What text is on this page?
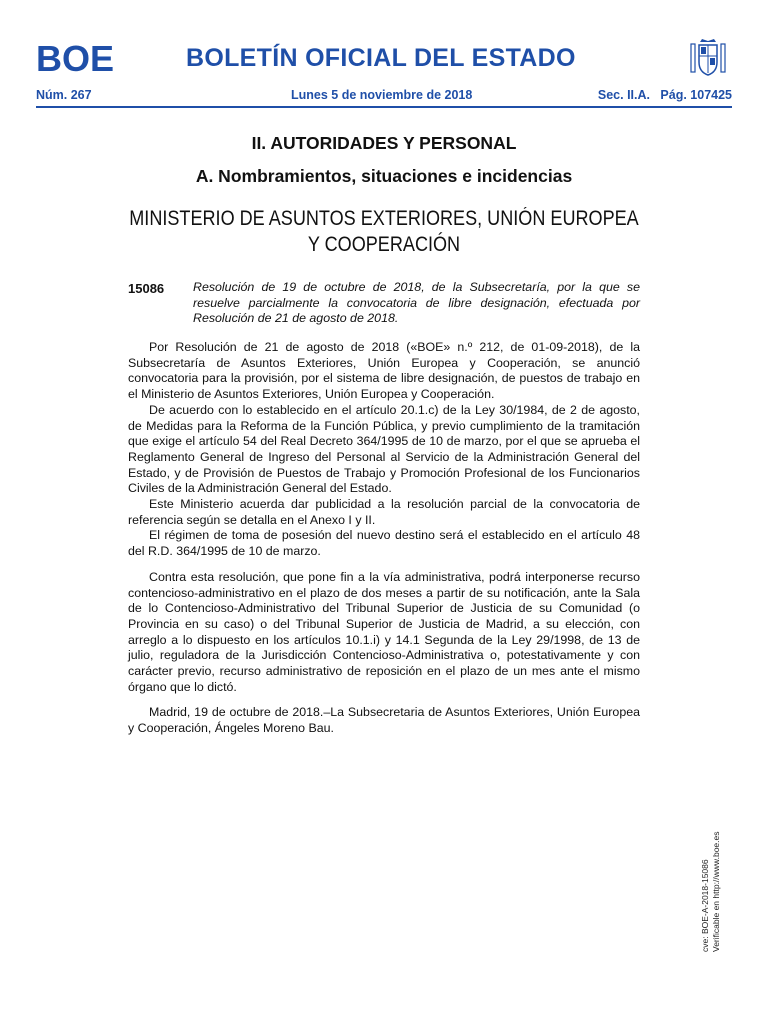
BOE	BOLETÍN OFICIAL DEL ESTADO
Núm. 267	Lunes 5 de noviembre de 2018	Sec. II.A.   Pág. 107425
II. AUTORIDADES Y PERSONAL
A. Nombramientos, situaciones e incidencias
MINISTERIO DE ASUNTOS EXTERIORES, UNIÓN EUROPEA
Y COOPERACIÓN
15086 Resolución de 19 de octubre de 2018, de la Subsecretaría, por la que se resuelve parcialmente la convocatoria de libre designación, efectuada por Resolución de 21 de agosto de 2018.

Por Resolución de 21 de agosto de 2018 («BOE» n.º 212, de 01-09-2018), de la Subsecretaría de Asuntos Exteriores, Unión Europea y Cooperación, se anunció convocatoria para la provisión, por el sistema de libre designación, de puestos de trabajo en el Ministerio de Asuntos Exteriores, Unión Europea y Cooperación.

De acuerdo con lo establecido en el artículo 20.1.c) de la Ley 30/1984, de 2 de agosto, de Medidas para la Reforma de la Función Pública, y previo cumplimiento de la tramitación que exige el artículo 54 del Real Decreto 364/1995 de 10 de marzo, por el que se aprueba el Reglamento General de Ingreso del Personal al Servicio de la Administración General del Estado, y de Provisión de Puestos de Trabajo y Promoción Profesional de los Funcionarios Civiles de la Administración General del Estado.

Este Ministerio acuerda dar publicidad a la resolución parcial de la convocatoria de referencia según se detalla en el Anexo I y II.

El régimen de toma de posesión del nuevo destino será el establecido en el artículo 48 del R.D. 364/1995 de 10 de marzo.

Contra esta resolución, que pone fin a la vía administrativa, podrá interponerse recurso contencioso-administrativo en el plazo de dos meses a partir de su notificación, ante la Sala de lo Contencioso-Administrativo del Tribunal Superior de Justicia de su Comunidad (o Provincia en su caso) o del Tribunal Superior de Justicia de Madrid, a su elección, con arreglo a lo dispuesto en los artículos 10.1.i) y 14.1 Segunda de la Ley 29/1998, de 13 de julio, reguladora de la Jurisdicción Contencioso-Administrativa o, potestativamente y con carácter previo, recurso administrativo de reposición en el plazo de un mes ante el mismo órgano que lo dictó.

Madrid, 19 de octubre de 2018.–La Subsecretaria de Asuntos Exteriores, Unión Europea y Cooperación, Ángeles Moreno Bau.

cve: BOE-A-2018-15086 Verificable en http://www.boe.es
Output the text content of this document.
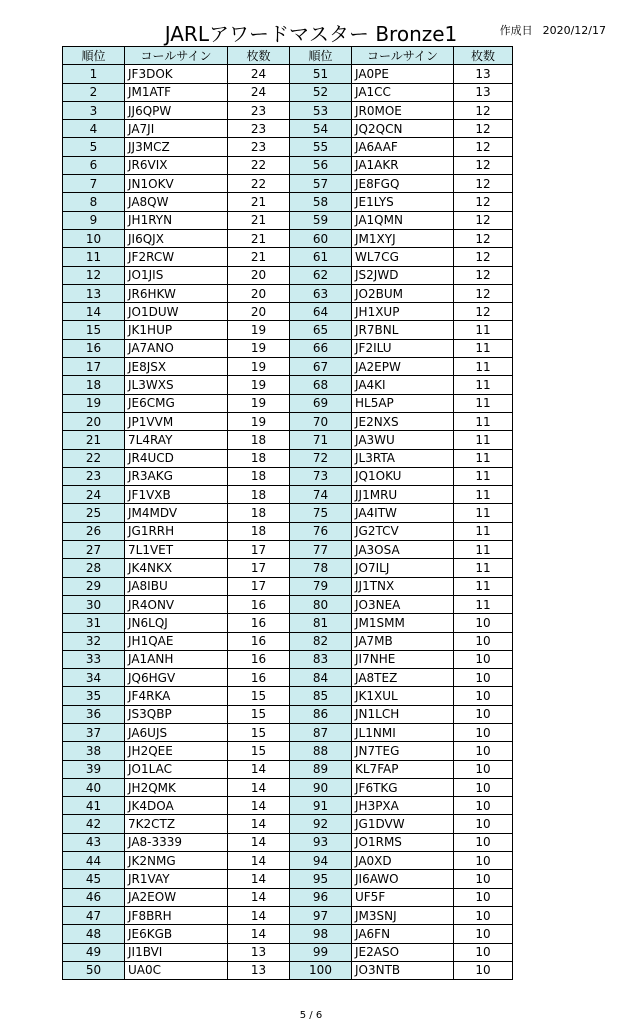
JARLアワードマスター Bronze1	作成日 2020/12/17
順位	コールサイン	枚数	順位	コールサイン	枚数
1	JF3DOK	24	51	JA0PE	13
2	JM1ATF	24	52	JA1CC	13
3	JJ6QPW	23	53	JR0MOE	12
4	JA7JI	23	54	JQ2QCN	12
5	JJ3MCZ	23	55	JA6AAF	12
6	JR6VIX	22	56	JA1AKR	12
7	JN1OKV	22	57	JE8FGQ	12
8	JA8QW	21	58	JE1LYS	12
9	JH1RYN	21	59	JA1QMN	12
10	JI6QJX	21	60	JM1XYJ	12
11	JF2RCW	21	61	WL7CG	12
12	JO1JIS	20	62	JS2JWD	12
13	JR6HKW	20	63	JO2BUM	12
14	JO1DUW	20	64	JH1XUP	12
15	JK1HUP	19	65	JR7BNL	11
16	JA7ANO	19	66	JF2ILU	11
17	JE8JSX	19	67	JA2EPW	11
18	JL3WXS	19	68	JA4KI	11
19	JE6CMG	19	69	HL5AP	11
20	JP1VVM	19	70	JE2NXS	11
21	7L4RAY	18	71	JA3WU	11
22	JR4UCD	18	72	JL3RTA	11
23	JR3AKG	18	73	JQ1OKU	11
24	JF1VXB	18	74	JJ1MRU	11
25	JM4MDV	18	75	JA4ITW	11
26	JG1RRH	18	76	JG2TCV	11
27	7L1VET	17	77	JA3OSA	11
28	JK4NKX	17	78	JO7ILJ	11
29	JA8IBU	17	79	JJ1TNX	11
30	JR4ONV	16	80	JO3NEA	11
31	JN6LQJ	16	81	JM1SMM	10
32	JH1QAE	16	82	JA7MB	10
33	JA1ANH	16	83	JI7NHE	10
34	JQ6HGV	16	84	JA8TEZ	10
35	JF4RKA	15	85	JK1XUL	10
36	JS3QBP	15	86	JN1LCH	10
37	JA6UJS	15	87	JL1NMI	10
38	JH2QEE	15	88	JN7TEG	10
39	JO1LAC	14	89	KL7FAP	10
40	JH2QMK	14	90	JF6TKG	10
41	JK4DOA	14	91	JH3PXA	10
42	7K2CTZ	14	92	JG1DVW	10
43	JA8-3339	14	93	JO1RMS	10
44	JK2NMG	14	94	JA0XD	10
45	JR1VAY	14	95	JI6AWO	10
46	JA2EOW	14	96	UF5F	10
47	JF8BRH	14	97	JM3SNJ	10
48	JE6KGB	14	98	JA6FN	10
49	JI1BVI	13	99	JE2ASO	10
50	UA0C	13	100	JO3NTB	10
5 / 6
━━━━━━━━━━━━━━━━
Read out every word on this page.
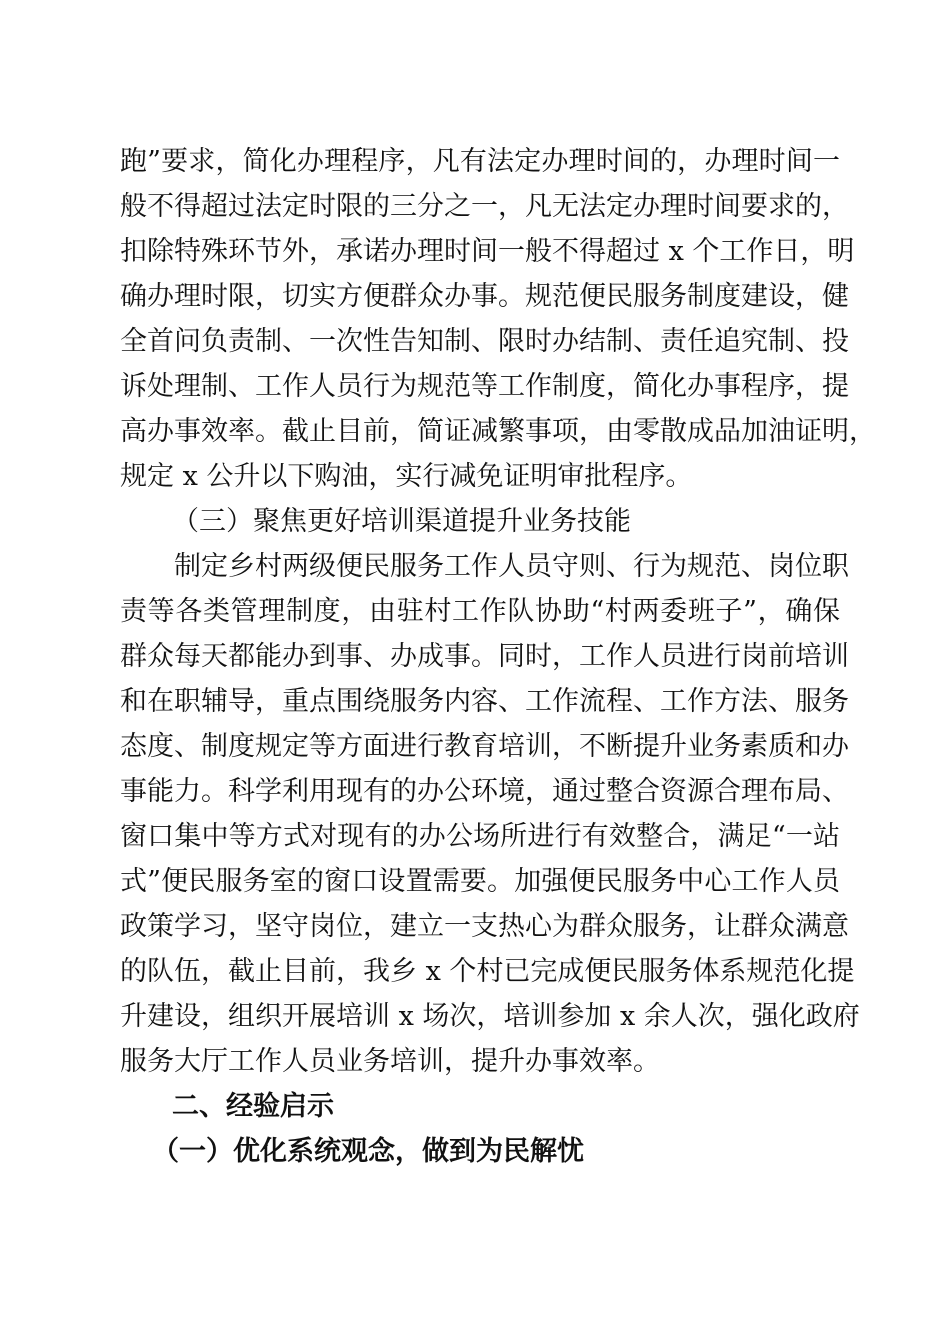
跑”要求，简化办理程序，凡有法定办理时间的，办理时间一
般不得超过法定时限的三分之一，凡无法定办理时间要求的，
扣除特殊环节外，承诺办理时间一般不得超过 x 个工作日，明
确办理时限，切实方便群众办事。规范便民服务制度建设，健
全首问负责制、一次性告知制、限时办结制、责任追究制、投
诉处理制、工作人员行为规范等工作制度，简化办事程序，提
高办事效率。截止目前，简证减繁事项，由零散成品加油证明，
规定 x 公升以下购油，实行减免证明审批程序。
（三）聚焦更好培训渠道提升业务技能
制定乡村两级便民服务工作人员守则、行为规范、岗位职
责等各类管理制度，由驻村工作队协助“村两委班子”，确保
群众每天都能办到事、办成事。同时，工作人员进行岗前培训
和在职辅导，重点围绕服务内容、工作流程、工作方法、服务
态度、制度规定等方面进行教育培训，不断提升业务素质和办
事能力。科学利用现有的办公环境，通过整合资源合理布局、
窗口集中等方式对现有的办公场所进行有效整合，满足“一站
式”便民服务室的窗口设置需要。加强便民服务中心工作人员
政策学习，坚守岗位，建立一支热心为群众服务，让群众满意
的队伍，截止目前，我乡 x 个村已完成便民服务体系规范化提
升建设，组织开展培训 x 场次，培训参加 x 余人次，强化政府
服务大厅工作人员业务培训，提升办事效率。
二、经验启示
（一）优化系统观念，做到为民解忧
━━━━━━━━━━━━━━━━
* _What you will do_: Every line in the data that holds "octubre" should be copied out.

* _Exercise answer_:
15086 Resolución de 19 de octubre de 2018, de la Subsecretaría, por la que se resuelve parcialmente la convocatoria de libre designación, efectuada por Resolución de 21 de agosto de 2018.
Madrid, 19 de octubre de 2018.–La Subsecretaria de Asuntos Exteriores, Unión Europea y Cooperación, Ángeles Moreno Bau.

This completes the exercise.